Given task = Only a number is wanted. Count the lines holding the string "የወሰዱ".

Records supplied =
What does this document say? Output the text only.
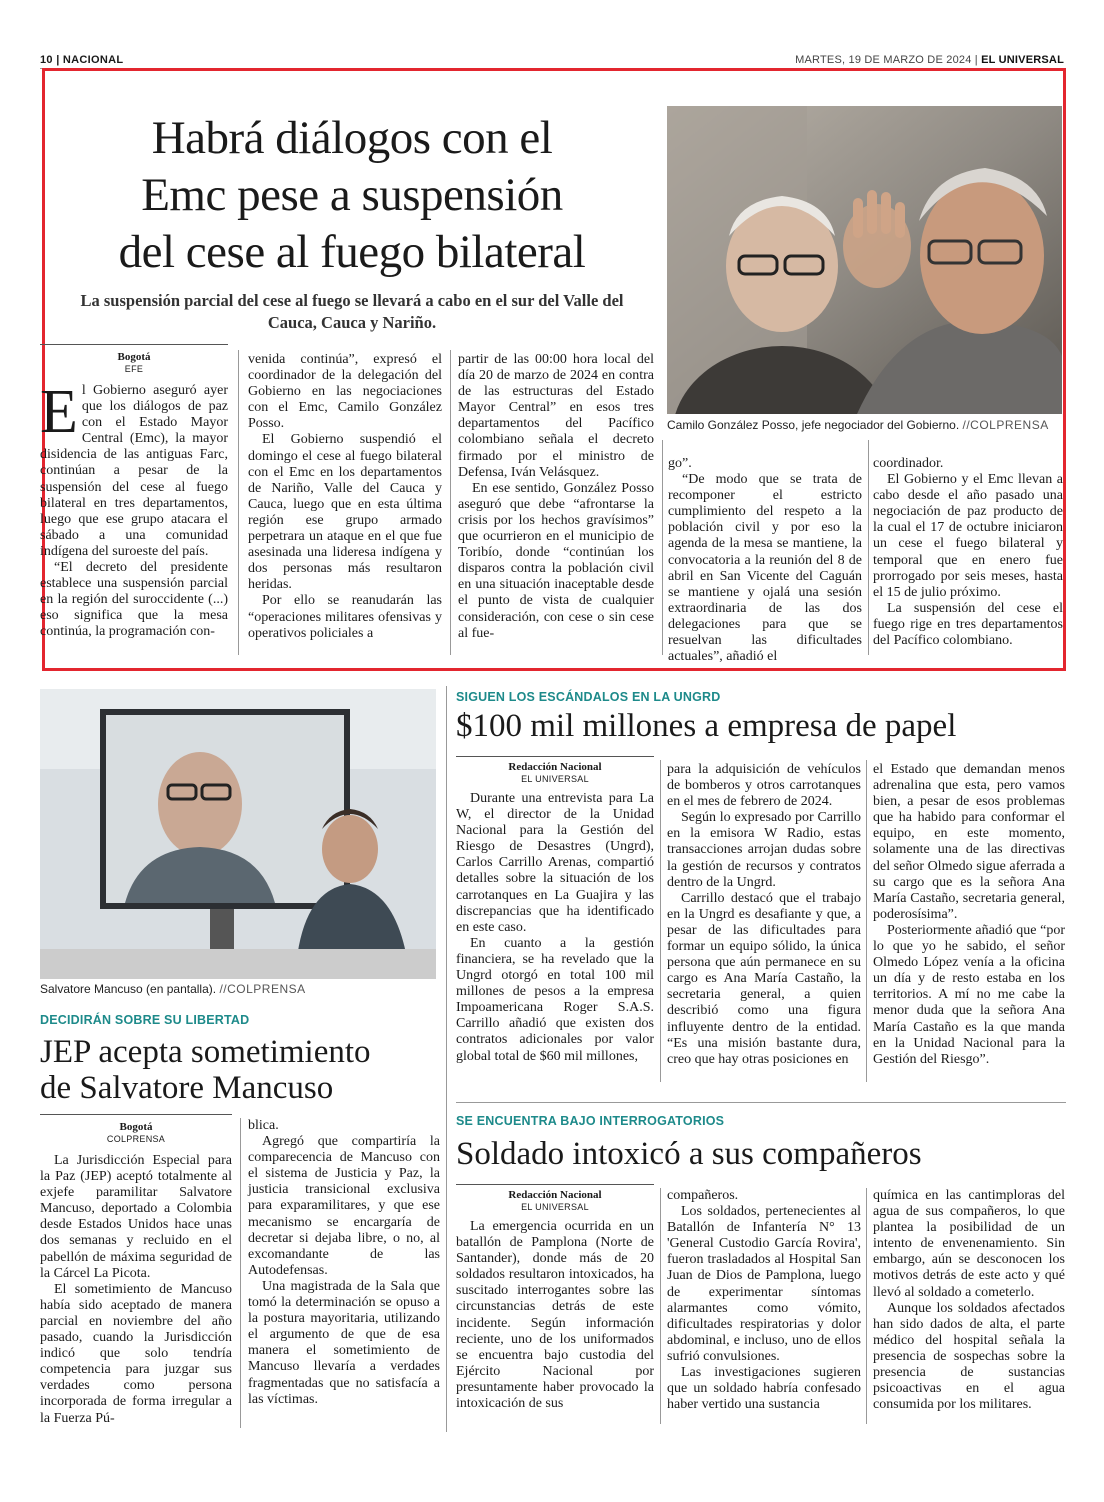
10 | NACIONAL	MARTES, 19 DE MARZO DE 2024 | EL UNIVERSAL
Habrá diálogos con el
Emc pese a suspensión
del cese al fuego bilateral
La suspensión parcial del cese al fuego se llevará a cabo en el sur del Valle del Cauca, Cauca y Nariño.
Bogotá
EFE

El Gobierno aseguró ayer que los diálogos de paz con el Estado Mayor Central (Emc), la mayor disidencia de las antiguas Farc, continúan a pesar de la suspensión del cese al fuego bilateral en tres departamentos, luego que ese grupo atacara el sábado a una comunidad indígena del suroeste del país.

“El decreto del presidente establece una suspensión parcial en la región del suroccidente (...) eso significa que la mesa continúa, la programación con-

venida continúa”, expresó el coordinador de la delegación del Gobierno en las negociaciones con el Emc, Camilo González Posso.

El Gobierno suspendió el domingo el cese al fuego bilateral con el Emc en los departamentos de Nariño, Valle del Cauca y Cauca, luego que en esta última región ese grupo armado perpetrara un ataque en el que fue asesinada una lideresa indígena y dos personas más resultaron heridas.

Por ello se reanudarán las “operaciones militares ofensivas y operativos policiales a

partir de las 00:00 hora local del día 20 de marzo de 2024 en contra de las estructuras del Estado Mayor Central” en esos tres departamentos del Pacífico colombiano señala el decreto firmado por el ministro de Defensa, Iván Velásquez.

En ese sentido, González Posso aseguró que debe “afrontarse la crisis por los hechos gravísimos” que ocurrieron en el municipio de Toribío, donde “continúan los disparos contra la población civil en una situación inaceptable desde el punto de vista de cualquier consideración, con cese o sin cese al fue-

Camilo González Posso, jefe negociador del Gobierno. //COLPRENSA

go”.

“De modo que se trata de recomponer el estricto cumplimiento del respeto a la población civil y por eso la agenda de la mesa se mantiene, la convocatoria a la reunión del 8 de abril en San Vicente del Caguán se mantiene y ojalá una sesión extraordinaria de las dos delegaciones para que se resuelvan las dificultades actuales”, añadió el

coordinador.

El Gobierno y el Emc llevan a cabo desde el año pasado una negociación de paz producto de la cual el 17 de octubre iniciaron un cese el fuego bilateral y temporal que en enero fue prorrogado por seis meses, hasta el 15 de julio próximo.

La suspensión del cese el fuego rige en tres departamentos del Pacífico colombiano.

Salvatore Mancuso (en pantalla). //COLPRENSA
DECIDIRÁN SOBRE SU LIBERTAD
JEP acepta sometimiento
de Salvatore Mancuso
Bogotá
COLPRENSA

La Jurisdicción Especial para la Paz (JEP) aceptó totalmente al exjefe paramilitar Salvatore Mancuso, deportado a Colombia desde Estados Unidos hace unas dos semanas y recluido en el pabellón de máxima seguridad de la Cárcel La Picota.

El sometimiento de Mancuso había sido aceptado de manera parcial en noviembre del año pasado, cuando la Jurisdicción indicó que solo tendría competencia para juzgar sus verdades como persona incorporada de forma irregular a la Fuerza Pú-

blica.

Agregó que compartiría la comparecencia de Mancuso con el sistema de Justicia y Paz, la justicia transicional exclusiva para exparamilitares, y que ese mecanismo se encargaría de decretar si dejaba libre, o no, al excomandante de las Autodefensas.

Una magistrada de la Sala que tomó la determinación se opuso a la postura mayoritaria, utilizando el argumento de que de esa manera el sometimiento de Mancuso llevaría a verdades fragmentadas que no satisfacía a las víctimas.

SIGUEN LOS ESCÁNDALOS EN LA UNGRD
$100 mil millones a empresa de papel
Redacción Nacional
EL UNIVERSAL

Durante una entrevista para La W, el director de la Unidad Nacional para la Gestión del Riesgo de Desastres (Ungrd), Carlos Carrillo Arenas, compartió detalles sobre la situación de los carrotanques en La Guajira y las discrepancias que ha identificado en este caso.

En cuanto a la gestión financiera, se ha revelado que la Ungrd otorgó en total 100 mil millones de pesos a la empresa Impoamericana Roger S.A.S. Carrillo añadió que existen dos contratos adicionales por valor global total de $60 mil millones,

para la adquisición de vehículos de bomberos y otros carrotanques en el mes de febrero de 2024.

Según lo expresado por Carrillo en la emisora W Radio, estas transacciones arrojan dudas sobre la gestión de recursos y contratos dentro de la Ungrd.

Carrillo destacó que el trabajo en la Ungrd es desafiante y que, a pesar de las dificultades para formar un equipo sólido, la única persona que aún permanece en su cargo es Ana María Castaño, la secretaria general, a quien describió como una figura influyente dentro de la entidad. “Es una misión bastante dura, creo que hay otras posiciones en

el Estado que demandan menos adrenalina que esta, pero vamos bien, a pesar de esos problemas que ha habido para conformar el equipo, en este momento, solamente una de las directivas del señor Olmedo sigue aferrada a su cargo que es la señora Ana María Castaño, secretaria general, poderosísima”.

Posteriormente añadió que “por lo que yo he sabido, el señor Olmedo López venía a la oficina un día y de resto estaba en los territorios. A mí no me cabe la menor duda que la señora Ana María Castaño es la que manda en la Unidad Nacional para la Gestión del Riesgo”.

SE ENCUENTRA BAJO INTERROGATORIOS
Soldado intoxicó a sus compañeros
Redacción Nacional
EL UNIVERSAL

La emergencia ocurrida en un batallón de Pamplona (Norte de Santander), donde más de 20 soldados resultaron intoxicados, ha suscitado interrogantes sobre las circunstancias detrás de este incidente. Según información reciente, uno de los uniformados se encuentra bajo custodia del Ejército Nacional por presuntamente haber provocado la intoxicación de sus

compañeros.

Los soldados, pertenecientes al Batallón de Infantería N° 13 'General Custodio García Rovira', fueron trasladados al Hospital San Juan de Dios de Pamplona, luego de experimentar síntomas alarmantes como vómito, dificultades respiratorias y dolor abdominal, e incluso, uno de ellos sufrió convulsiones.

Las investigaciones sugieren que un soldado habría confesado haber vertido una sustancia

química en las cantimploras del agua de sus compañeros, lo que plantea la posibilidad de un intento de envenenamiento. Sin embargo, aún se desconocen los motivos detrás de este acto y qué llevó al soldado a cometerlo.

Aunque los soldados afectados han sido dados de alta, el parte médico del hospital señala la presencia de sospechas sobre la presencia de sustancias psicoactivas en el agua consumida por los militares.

--

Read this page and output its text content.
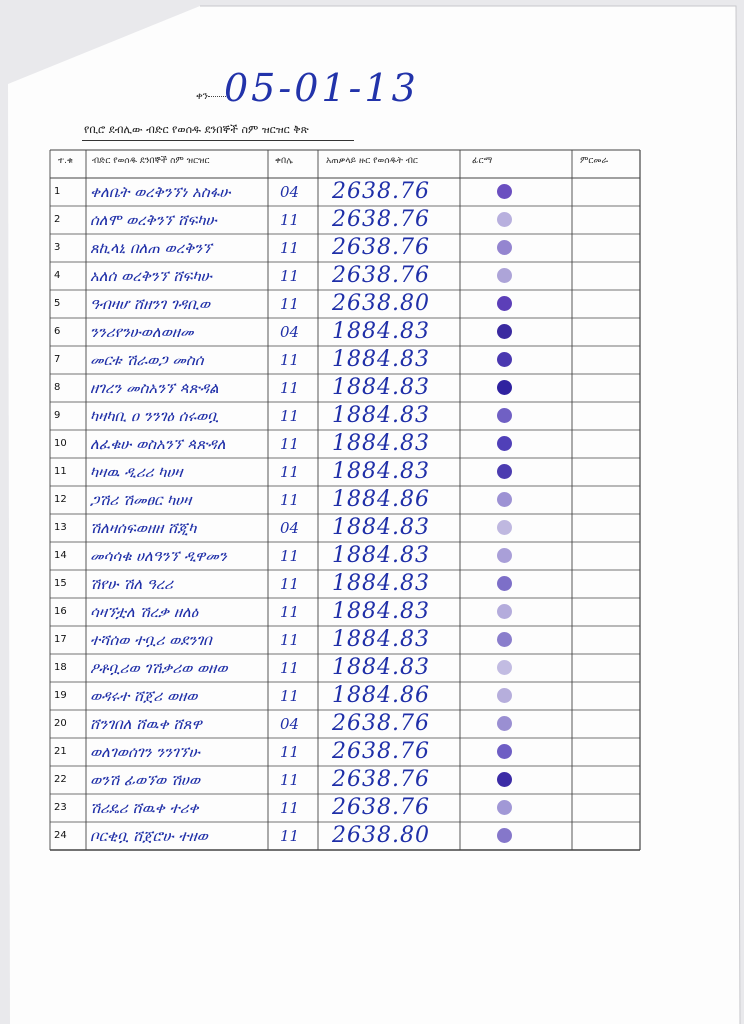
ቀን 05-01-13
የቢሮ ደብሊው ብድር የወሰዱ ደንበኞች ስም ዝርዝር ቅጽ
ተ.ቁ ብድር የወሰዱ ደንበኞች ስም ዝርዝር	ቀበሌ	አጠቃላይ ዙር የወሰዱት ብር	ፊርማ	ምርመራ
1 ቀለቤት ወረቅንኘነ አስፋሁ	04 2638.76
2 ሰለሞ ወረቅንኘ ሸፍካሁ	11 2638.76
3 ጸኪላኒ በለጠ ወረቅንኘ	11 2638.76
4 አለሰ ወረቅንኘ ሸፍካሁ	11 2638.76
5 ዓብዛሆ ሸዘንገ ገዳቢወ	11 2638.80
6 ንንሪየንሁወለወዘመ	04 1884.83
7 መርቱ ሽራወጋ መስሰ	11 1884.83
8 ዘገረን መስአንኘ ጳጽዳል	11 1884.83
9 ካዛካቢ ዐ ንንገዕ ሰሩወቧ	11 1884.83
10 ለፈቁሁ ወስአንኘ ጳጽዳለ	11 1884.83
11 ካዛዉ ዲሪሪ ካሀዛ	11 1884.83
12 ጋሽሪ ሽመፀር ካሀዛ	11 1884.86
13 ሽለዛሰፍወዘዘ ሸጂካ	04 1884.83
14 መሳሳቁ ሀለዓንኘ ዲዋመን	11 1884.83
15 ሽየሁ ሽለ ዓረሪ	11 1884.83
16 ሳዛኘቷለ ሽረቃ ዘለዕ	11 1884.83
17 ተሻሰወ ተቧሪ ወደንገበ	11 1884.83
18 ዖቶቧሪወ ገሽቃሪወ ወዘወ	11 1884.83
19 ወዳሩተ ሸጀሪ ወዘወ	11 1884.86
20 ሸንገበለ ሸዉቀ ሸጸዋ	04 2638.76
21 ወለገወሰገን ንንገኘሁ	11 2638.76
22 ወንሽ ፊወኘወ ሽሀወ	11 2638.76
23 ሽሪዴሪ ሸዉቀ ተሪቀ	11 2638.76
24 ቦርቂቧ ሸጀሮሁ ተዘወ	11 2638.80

Response below = 2